# [Set task]
Return each line containing the string "after".

** start Dataset extract **

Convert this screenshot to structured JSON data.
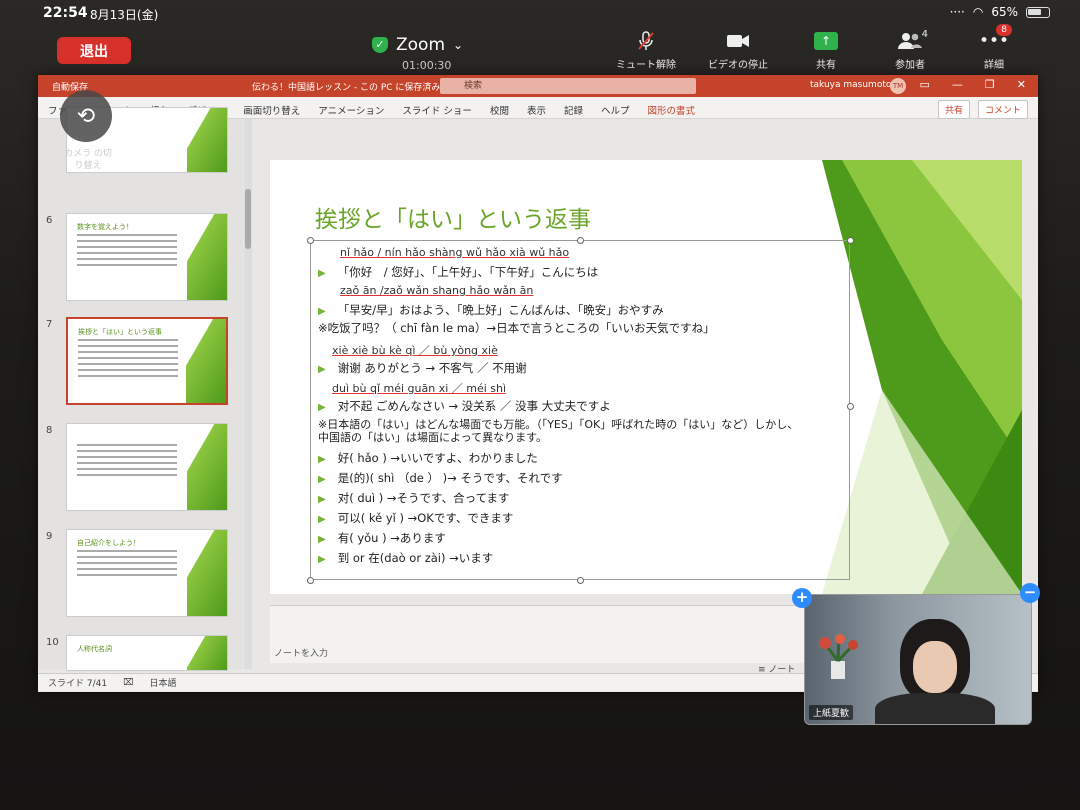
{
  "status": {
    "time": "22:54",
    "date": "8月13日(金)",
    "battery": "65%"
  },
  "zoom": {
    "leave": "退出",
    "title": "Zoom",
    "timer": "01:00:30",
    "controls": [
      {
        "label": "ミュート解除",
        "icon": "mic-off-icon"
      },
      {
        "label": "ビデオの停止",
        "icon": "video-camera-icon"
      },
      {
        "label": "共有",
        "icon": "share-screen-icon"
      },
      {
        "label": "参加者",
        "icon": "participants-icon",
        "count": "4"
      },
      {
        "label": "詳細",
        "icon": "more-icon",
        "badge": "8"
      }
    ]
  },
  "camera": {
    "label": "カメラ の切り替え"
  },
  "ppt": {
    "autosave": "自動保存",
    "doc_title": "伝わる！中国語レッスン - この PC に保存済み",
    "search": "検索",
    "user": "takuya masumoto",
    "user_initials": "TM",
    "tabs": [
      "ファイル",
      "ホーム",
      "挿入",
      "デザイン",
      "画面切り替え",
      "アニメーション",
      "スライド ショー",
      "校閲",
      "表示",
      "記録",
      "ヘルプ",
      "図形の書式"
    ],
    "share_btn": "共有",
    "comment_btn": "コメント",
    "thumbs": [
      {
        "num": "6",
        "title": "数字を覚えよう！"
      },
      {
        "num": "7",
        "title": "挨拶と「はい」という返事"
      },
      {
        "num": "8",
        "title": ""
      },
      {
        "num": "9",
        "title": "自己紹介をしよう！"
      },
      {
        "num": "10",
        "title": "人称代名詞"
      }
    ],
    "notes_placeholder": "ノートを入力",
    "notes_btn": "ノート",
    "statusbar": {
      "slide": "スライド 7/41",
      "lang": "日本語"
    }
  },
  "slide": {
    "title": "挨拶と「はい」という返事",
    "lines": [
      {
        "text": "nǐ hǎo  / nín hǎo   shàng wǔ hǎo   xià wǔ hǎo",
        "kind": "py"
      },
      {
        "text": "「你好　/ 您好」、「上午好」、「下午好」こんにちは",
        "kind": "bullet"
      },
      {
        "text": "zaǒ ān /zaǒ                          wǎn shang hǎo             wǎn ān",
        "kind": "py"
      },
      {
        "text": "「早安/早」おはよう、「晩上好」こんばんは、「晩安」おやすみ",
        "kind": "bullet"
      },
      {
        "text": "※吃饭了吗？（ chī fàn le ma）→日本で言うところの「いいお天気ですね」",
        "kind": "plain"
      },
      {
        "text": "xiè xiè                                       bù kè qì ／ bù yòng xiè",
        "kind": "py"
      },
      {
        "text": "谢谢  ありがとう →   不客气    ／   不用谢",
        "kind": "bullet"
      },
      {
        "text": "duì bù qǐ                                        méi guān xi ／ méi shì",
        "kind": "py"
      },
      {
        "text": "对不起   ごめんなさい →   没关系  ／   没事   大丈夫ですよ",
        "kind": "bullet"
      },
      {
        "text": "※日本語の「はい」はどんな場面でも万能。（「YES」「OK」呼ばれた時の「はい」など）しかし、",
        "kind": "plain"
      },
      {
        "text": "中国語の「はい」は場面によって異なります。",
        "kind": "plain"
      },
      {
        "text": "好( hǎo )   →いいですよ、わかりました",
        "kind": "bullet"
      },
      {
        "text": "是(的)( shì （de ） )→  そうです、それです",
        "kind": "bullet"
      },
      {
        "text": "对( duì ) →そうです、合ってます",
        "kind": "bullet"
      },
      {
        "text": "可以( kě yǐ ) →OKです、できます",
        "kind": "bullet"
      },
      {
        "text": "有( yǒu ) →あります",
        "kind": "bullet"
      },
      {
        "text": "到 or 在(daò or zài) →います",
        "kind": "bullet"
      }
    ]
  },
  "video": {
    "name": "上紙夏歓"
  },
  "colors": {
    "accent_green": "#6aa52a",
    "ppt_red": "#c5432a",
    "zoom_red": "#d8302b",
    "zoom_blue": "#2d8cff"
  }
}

** end Dataset extract **
** start Dataset extract **

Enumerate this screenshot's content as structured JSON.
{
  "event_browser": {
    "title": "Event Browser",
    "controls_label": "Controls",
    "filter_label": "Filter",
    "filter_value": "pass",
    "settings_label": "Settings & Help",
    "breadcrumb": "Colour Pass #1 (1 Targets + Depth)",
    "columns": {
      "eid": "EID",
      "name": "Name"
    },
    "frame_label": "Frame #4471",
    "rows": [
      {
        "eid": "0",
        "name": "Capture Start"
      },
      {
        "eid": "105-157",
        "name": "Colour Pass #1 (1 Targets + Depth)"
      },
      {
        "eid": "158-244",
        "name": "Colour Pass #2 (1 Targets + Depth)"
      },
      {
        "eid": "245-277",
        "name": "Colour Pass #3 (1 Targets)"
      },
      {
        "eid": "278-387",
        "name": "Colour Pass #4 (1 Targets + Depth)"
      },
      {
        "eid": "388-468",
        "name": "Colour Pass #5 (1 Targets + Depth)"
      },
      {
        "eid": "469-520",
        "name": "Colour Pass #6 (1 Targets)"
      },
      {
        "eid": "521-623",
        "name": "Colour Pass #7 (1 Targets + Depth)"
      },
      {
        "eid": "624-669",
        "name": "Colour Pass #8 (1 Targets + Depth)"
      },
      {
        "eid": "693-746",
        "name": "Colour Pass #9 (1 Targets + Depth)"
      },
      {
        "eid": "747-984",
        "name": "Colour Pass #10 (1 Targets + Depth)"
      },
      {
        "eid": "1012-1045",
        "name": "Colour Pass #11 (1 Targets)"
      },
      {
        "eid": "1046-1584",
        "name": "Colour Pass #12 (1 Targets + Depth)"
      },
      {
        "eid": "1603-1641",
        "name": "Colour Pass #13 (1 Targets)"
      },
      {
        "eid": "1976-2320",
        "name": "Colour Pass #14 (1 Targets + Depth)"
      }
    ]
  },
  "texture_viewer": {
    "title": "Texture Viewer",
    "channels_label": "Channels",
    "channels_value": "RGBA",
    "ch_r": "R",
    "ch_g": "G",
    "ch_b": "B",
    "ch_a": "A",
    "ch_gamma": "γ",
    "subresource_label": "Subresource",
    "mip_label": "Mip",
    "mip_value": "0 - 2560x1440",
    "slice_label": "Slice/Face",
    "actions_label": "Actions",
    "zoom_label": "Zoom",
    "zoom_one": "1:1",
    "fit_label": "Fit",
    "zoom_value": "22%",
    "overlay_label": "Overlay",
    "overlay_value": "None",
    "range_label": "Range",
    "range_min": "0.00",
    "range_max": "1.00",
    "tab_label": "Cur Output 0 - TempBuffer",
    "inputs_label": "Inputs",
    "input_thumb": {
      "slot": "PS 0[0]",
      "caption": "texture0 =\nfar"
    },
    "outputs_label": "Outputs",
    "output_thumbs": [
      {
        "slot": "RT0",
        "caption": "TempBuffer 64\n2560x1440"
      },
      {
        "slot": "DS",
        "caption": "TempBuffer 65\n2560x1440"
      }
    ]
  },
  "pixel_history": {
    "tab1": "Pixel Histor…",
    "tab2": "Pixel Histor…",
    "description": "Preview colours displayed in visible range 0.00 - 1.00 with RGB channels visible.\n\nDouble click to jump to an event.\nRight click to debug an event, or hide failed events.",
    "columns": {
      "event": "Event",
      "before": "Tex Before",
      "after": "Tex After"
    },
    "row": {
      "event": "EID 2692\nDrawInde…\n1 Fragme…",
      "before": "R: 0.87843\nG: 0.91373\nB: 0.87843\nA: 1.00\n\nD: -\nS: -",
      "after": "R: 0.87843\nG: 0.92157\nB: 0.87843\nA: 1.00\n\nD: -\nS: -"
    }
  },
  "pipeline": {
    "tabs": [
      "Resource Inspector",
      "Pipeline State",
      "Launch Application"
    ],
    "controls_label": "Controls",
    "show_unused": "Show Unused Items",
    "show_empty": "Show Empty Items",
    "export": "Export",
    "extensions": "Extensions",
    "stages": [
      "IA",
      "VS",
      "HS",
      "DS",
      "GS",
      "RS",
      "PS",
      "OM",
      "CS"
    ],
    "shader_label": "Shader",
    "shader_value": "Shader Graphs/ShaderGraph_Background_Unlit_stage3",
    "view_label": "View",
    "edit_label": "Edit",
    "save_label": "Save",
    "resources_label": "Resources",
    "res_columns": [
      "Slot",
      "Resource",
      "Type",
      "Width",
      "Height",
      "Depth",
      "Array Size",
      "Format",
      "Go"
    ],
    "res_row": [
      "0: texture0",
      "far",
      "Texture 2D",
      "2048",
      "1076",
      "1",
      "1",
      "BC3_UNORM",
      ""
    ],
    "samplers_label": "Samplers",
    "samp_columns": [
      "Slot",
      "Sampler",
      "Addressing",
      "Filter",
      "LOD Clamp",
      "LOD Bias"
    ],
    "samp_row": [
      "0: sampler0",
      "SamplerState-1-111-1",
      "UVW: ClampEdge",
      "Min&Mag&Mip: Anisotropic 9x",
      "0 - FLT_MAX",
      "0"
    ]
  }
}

** end Dataset extract **

# [Task response]
      "after": "Tex After"
      "after": "R: 0.87843\nG: 0.92157\nB: 0.87843\nA: 1.00\n\nD: -\nS: -"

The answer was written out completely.